**Source material**
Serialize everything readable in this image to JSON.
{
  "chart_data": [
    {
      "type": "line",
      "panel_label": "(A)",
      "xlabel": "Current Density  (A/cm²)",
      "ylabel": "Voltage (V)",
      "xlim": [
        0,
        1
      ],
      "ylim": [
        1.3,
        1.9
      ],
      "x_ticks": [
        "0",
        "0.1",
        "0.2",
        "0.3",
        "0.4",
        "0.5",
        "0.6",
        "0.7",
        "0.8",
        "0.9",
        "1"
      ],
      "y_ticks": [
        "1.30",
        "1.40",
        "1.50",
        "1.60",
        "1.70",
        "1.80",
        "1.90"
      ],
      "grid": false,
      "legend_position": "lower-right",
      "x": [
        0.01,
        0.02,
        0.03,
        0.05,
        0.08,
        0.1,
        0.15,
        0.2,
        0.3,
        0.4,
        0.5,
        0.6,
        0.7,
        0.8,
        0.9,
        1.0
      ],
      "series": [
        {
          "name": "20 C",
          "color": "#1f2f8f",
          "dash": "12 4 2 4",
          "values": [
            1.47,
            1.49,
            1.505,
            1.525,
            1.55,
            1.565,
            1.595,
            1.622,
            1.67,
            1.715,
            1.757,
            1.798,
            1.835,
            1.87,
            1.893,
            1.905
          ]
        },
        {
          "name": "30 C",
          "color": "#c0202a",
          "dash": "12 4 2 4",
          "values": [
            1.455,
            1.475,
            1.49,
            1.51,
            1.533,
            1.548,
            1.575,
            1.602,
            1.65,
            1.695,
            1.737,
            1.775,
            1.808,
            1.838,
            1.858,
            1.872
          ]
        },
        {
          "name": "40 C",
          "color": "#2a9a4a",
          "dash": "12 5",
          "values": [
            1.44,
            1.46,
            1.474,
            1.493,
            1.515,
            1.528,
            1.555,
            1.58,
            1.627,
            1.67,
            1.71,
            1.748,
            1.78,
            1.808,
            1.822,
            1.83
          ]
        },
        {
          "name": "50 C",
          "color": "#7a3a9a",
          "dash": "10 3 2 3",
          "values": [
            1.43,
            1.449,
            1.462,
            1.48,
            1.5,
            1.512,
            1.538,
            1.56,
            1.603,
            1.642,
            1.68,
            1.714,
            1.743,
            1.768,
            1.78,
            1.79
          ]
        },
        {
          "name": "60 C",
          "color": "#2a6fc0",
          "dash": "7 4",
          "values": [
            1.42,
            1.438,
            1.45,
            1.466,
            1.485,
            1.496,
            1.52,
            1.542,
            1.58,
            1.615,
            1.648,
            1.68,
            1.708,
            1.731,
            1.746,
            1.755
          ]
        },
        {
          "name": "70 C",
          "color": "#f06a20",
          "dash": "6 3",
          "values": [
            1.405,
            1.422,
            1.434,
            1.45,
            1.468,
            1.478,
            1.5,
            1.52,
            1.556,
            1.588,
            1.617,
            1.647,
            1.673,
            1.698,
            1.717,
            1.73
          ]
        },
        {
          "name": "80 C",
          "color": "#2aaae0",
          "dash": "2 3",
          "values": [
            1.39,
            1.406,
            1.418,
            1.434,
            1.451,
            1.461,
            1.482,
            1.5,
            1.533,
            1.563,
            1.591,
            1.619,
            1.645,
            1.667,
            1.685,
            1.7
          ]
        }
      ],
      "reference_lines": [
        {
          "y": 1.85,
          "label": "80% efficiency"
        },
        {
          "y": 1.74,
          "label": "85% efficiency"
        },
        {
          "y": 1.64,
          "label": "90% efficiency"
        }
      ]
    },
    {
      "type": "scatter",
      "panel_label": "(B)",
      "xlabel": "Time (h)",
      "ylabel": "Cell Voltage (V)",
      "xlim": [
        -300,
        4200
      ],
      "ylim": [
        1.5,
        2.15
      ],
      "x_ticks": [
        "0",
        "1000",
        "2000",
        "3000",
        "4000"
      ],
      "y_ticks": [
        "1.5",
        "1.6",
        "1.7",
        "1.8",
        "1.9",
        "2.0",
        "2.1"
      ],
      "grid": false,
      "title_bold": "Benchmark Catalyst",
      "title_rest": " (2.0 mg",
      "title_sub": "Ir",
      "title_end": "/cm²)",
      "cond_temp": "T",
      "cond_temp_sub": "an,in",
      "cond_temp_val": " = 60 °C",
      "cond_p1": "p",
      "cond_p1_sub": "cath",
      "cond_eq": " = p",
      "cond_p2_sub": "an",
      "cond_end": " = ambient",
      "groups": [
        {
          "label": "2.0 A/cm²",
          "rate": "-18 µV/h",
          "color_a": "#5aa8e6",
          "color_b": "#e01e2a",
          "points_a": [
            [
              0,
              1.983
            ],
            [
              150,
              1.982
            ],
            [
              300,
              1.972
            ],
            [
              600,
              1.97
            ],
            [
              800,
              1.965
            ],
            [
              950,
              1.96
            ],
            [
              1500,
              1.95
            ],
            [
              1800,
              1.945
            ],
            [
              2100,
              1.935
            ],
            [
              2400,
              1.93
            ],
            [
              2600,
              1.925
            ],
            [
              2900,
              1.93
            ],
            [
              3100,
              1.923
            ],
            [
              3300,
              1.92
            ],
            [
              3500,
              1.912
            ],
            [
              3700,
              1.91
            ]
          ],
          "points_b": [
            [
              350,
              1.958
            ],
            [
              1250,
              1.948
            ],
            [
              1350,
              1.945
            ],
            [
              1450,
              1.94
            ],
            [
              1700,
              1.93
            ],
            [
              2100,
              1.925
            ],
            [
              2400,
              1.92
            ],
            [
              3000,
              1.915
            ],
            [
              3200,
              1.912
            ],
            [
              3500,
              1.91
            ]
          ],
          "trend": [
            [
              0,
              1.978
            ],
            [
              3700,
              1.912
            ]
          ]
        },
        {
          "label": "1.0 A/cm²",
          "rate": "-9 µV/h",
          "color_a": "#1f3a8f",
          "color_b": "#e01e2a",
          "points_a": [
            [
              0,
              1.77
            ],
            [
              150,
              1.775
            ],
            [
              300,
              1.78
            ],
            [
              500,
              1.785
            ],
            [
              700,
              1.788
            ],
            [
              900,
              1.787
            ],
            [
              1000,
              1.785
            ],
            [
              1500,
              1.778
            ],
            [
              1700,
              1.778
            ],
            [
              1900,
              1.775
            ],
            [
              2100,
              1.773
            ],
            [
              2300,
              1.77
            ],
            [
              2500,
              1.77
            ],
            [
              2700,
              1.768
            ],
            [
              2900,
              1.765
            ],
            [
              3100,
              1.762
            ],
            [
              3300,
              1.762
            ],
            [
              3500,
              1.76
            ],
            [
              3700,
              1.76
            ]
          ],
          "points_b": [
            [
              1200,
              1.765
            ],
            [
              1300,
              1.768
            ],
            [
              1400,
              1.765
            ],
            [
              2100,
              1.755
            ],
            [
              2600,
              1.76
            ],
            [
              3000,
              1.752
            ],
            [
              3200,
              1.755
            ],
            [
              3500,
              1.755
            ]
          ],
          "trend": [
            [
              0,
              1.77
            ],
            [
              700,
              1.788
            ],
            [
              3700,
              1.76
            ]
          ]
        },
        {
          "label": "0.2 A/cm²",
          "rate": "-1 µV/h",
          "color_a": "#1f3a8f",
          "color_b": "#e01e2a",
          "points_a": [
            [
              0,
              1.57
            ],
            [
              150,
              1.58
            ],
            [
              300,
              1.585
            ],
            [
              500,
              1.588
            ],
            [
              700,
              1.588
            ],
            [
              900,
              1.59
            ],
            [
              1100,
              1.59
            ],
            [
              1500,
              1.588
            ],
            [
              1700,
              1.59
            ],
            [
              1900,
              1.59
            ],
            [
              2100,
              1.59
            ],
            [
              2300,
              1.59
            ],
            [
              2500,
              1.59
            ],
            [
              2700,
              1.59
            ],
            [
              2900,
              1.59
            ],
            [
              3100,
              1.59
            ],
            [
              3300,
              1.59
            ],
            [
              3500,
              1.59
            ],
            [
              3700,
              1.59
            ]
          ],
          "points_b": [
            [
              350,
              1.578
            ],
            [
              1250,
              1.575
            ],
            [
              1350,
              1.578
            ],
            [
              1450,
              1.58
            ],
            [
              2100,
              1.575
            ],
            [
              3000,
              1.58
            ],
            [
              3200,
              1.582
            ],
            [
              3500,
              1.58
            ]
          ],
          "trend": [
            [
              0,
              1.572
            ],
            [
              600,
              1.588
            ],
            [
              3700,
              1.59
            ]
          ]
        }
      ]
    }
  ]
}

**Your instructions**
Pick out the lines containing the string "Voltage" and show them.

**Full answer**
      "ylabel": "Voltage (V)",
      "ylabel": "Cell Voltage (V)",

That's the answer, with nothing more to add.